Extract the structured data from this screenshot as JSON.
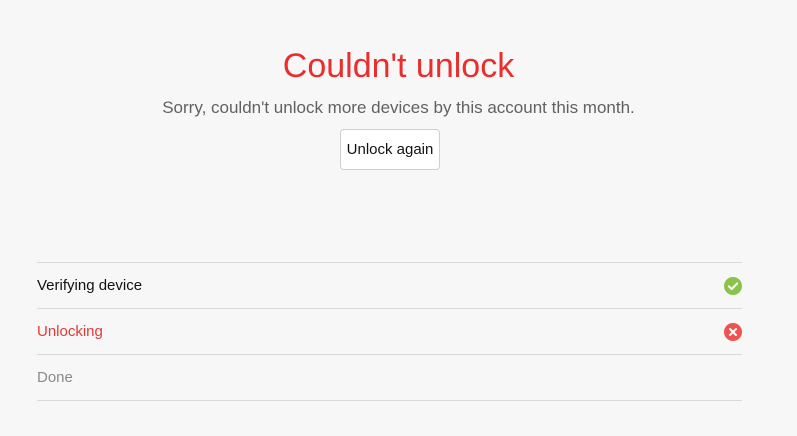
{
  "header": {
    "title": "Couldn't unlock",
    "message": "Sorry, couldn't unlock more devices by this account this month.",
    "retry_button_label": "Unlock again"
  },
  "colors": {
    "error": "#ea2d2d",
    "success": "#8bc34a",
    "failure_icon": "#ef5350",
    "pending_text": "#8a8a8a",
    "background": "#f7f7f7"
  },
  "steps": [
    {
      "label": "Verifying device",
      "status": "success",
      "icon": "check-circle-icon"
    },
    {
      "label": "Unlocking",
      "status": "failed",
      "icon": "error-circle-icon"
    },
    {
      "label": "Done",
      "status": "pending",
      "icon": ""
    }
  ]
}
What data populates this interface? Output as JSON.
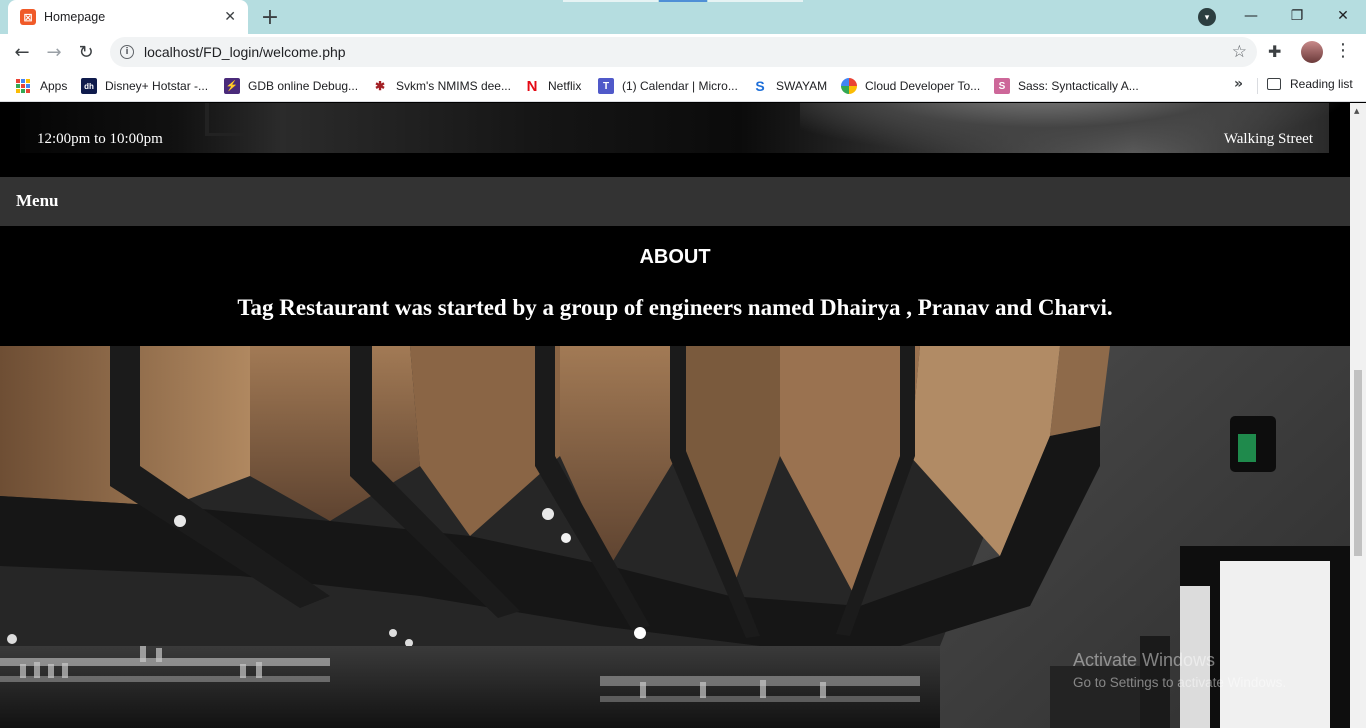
{
  "browser": {
    "tab_title": "Homepage",
    "url": "localhost/FD_login/welcome.php",
    "icons": {
      "tab_favicon": "xampp-icon",
      "close": "close-icon",
      "new_tab": "plus-icon",
      "back": "back-arrow-icon",
      "forward": "forward-arrow-icon",
      "reload": "reload-icon",
      "site_info": "info-icon",
      "bookmark_star": "star-icon",
      "extensions": "puzzle-icon",
      "menu": "kebab-menu-icon"
    },
    "glyphs": {
      "tab_favicon": "⊠",
      "close": "✕",
      "new_tab": "+",
      "back": "←",
      "forward": "→",
      "reload": "↻",
      "site_info": "i",
      "star": "☆",
      "extensions": "✚",
      "kebab": "⋮",
      "minimize": "—",
      "maximize": "❐",
      "window_close": "✕",
      "chevron": "▾",
      "more": "»"
    }
  },
  "bookmarks": {
    "items": [
      {
        "label": "Apps"
      },
      {
        "label": "Disney+ Hotstar -..."
      },
      {
        "label": "GDB online Debug..."
      },
      {
        "label": "Svkm's NMIMS dee..."
      },
      {
        "label": "Netflix"
      },
      {
        "label": "(1) Calendar | Micro..."
      },
      {
        "label": "SWAYAM"
      },
      {
        "label": "Cloud Developer To..."
      },
      {
        "label": "Sass: Syntactically A..."
      }
    ],
    "reading_list": "Reading list"
  },
  "page": {
    "hours": "12:00pm to 10:00pm",
    "street": "Walking Street",
    "menu": "Menu",
    "about_heading": "ABOUT",
    "about_text": "Tag Restaurant was started by a group of engineers named Dhairya , Pranav and Charvi."
  },
  "os": {
    "activate_title": "Activate Windows",
    "activate_sub": "Go to Settings to activate Windows."
  },
  "colors": {
    "tab_strip": "#b5dde0",
    "menu_bar": "#333333",
    "page_bg": "#000000"
  }
}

• • • •

■ Aim: Give again, unchanged, only the lines from the line containing "What data populates" to the last line of the records above. Pictures do not belong in the copy.

■ Full solution:
What data populates this interface? Output as JSON.
{
  "browser": {
    "tab_title": "Homepage",
    "url": "localhost/FD_login/welcome.php",
    "icons": {
      "tab_favicon": "xampp-icon",
      "close": "close-icon",
      "new_tab": "plus-icon",
      "back": "back-arrow-icon",
      "forward": "forward-arrow-icon",
      "reload": "reload-icon",
      "site_info": "info-icon",
      "bookmark_star": "star-icon",
      "extensions": "puzzle-icon",
      "menu": "kebab-menu-icon"
    },
    "glyphs": {
      "tab_favicon": "⊠",
      "close": "✕",
      "new_tab": "+",
      "back": "←",
      "forward": "→",
      "reload": "↻",
      "site_info": "i",
      "star": "☆",
      "extensions": "✚",
      "kebab": "⋮",
      "minimize": "—",
      "maximize": "❐",
      "window_close": "✕",
      "chevron": "▾",
      "more": "»"
    }
  },
  "bookmarks": {
    "items": [
      {
        "label": "Apps"
      },
      {
        "label": "Disney+ Hotstar -..."
      },
      {
        "label": "GDB online Debug..."
      },
      {
        "label": "Svkm's NMIMS dee..."
      },
      {
        "label": "Netflix"
      },
      {
        "label": "(1) Calendar | Micro..."
      },
      {
        "label": "SWAYAM"
      },
      {
        "label": "Cloud Developer To..."
      },
      {
        "label": "Sass: Syntactically A..."
      }
    ],
    "reading_list": "Reading list"
  },
  "page": {
    "hours": "12:00pm to 10:00pm",
    "street": "Walking Street",
    "menu": "Menu",
    "about_heading": "ABOUT",
    "about_text": "Tag Restaurant was started by a group of engineers named Dhairya , Pranav and Charvi."
  },
  "os": {
    "activate_title": "Activate Windows",
    "activate_sub": "Go to Settings to activate Windows."
  },
  "colors": {
    "tab_strip": "#b5dde0",
    "menu_bar": "#333333",
    "page_bg": "#000000"
  }
}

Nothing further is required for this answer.